▶ EXERCISE TASK: Establish how many lines in the material include the string "name" and report it as a lone number.

▶ DATA SUPPLIED:
______________________________
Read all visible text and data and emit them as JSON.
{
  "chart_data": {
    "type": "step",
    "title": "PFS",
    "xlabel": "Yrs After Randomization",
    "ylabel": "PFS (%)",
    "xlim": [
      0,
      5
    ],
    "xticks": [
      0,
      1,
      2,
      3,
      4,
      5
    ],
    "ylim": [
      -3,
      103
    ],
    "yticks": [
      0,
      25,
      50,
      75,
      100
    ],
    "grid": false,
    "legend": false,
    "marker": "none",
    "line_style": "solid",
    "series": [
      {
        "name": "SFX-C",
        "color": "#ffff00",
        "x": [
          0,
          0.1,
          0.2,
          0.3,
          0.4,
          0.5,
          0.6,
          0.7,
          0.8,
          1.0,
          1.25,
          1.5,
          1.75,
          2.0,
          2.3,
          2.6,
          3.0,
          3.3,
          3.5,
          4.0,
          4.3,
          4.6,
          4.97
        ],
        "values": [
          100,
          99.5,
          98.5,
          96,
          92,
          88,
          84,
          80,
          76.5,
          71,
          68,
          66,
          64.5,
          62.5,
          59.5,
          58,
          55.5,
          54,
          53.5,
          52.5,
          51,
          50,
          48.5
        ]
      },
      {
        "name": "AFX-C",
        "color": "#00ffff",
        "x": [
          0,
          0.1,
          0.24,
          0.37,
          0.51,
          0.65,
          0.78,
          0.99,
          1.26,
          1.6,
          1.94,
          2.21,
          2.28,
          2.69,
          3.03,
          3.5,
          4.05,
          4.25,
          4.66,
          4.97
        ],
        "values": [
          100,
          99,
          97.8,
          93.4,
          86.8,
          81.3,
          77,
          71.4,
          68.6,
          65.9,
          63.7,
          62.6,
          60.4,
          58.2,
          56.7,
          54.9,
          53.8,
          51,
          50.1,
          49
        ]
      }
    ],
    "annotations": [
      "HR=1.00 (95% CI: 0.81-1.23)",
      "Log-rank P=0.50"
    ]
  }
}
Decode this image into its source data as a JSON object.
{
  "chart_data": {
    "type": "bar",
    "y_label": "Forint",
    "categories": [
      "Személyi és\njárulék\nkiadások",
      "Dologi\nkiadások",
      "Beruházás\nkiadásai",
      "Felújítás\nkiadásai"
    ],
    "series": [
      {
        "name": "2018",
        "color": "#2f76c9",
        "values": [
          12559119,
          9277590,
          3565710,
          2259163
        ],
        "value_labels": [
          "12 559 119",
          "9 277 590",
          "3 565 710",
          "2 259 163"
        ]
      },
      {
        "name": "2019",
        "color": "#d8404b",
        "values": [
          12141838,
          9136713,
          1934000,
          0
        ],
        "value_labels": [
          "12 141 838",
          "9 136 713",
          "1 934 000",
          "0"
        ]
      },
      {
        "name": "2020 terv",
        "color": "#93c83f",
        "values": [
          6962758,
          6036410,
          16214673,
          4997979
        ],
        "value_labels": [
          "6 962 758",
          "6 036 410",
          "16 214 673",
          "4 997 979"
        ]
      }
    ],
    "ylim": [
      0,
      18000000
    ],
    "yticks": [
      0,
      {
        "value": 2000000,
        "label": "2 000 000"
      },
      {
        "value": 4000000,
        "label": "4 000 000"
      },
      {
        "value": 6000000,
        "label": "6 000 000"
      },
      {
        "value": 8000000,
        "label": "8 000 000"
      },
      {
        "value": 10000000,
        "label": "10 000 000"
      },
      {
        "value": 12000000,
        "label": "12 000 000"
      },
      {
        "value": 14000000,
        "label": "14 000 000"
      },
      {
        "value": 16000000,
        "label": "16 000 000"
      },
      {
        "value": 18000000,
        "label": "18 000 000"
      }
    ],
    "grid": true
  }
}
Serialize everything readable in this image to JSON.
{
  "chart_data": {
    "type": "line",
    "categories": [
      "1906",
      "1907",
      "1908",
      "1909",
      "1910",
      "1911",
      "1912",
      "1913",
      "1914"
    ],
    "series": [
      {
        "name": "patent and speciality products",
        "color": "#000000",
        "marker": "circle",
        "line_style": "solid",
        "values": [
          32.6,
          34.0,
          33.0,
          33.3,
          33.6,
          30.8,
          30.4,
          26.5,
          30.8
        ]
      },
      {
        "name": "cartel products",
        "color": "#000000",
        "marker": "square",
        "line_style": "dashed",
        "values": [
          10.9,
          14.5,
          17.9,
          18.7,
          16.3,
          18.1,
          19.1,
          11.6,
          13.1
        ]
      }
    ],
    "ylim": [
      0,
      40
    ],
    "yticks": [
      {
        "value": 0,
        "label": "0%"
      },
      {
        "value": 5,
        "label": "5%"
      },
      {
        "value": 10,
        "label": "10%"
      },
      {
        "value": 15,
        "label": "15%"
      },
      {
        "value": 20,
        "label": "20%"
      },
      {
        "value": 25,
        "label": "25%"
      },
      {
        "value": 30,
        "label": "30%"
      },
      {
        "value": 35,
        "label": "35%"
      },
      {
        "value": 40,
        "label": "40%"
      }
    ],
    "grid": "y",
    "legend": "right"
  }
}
______________________________
▶ CORRECT OUTPUT: 7